• Given request:
Below are some records. Pull every line that contains the word "their".

[START]

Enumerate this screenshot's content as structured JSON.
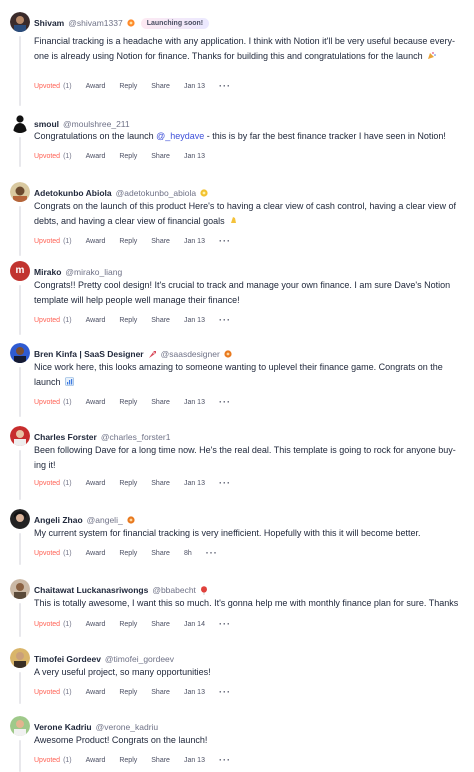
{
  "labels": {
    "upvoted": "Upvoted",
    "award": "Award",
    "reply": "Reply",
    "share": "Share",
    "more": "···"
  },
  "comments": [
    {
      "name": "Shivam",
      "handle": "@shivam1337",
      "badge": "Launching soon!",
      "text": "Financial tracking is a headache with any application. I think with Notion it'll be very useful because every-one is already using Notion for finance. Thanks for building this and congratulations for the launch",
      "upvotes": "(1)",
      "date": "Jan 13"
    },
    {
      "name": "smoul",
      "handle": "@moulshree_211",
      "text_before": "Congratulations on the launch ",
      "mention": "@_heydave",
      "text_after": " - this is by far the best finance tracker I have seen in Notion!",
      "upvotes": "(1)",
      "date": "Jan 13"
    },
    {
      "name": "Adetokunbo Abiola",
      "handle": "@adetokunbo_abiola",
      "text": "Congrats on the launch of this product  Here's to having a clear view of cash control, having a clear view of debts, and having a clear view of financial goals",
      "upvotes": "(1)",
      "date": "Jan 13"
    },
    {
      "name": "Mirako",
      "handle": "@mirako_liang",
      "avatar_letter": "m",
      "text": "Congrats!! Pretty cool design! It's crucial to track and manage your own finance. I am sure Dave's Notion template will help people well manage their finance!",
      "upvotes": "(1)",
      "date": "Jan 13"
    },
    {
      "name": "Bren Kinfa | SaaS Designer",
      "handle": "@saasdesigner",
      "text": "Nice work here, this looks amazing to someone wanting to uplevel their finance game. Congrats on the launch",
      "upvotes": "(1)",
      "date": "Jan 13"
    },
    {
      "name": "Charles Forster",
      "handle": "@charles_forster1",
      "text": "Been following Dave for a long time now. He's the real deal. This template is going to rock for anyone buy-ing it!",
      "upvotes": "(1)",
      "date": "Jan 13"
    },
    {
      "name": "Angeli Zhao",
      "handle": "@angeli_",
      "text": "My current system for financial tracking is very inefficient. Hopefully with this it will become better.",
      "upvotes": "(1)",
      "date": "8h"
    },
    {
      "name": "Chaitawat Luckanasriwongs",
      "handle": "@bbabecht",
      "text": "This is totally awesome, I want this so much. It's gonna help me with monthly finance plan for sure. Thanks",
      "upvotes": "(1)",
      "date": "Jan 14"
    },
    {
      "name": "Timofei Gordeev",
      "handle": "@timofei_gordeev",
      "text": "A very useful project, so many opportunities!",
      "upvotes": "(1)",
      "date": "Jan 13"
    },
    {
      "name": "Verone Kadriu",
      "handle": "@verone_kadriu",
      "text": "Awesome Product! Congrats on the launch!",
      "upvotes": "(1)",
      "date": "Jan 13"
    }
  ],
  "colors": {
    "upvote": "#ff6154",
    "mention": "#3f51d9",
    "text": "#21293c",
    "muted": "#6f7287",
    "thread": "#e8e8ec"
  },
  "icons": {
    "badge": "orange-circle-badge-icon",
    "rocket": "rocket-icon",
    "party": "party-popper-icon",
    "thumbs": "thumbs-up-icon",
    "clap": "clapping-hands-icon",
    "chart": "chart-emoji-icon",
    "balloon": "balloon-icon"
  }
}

[END]

• Exercise answer:
      "text": "Congrats!! Pretty cool design! It's crucial to track and manage your own finance. I am sure Dave's Notion template will help people well manage their finance!",
      "text": "Nice work here, this looks amazing to someone wanting to uplevel their finance game. Congrats on the launch",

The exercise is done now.